SET TASK -> Every entry must be given again exactly.

───── MATERIAL FOR THE TASK

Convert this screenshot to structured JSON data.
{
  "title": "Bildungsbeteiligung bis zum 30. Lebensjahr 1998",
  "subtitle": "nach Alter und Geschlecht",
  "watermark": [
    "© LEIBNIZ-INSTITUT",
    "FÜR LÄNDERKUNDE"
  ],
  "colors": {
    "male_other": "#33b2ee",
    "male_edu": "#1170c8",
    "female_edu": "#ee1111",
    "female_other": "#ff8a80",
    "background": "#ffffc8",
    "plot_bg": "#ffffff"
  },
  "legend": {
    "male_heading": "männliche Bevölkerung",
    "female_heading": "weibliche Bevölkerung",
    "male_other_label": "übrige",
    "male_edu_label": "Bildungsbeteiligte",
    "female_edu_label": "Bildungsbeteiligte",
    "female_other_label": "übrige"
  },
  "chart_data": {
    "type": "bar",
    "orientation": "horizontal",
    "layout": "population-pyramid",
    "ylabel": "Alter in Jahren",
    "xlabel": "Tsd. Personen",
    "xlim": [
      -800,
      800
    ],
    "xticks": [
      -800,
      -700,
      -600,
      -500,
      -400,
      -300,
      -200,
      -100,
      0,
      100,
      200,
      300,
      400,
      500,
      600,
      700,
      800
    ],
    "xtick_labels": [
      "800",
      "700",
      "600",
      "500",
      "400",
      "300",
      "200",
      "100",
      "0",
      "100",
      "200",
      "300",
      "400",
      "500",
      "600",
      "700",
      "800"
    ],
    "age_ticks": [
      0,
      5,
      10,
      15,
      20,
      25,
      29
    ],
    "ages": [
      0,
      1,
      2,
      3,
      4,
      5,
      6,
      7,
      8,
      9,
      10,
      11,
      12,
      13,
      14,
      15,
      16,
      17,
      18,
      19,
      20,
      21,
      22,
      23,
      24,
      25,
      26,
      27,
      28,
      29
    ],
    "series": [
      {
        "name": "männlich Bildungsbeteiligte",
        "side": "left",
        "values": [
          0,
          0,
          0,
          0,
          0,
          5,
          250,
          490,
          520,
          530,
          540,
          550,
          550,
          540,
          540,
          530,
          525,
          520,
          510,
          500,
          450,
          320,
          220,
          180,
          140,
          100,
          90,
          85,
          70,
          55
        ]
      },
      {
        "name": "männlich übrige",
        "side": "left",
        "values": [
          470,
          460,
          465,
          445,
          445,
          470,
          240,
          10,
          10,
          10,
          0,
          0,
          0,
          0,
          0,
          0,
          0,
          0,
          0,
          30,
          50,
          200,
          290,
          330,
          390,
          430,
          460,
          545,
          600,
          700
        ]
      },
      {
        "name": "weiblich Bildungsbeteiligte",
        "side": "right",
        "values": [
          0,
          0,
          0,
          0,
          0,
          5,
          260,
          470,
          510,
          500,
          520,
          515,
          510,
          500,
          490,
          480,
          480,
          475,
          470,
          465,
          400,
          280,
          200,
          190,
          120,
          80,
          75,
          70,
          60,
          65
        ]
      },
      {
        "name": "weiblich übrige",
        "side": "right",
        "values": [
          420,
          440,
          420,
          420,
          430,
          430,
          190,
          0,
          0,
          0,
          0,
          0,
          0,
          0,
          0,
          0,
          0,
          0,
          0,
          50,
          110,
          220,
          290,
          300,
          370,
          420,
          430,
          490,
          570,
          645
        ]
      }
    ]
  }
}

──────────

RESULT OF THE TASK ->
Convert this screenshot to structured JSON data.
{
  "title": "Bildungsbeteiligung bis zum 30. Lebensjahr 1998",
  "subtitle": "nach Alter und Geschlecht",
  "watermark": [
    "© LEIBNIZ-INSTITUT",
    "FÜR LÄNDERKUNDE"
  ],
  "colors": {
    "male_other": "#33b2ee",
    "male_edu": "#1170c8",
    "female_edu": "#ee1111",
    "female_other": "#ff8a80",
    "background": "#ffffc8",
    "plot_bg": "#ffffff"
  },
  "legend": {
    "male_heading": "männliche Bevölkerung",
    "female_heading": "weibliche Bevölkerung",
    "male_other_label": "übrige",
    "male_edu_label": "Bildungsbeteiligte",
    "female_edu_label": "Bildungsbeteiligte",
    "female_other_label": "übrige"
  },
  "chart_data": {
    "type": "bar",
    "orientation": "horizontal",
    "layout": "population-pyramid",
    "ylabel": "Alter in Jahren",
    "xlabel": "Tsd. Personen",
    "xlim": [
      -800,
      800
    ],
    "xticks": [
      -800,
      -700,
      -600,
      -500,
      -400,
      -300,
      -200,
      -100,
      0,
      100,
      200,
      300,
      400,
      500,
      600,
      700,
      800
    ],
    "xtick_labels": [
      "800",
      "700",
      "600",
      "500",
      "400",
      "300",
      "200",
      "100",
      "0",
      "100",
      "200",
      "300",
      "400",
      "500",
      "600",
      "700",
      "800"
    ],
    "age_ticks": [
      0,
      5,
      10,
      15,
      20,
      25,
      29
    ],
    "ages": [
      0,
      1,
      2,
      3,
      4,
      5,
      6,
      7,
      8,
      9,
      10,
      11,
      12,
      13,
      14,
      15,
      16,
      17,
      18,
      19,
      20,
      21,
      22,
      23,
      24,
      25,
      26,
      27,
      28,
      29
    ],
    "series": [
      {
        "name": "männlich Bildungsbeteiligte",
        "side": "left",
        "values": [
          0,
          0,
          0,
          0,
          0,
          5,
          250,
          490,
          520,
          530,
          540,
          550,
          550,
          540,
          540,
          530,
          525,
          520,
          510,
          500,
          450,
          320,
          220,
          180,
          140,
          100,
          90,
          85,
          70,
          55
        ]
      },
      {
        "name": "männlich übrige",
        "side": "left",
        "values": [
          470,
          460,
          465,
          445,
          445,
          470,
          240,
          10,
          10,
          10,
          0,
          0,
          0,
          0,
          0,
          0,
          0,
          0,
          0,
          30,
          50,
          200,
          290,
          330,
          390,
          430,
          460,
          545,
          600,
          700
        ]
      },
      {
        "name": "weiblich Bildungsbeteiligte",
        "side": "right",
        "values": [
          0,
          0,
          0,
          0,
          0,
          5,
          260,
          470,
          510,
          500,
          520,
          515,
          510,
          500,
          490,
          480,
          480,
          475,
          470,
          465,
          400,
          280,
          200,
          190,
          120,
          80,
          75,
          70,
          60,
          65
        ]
      },
      {
        "name": "weiblich übrige",
        "side": "right",
        "values": [
          420,
          440,
          420,
          420,
          430,
          430,
          190,
          0,
          0,
          0,
          0,
          0,
          0,
          0,
          0,
          0,
          0,
          0,
          0,
          50,
          110,
          220,
          290,
          300,
          370,
          420,
          430,
          490,
          570,
          645
        ]
      }
    ]
  }
}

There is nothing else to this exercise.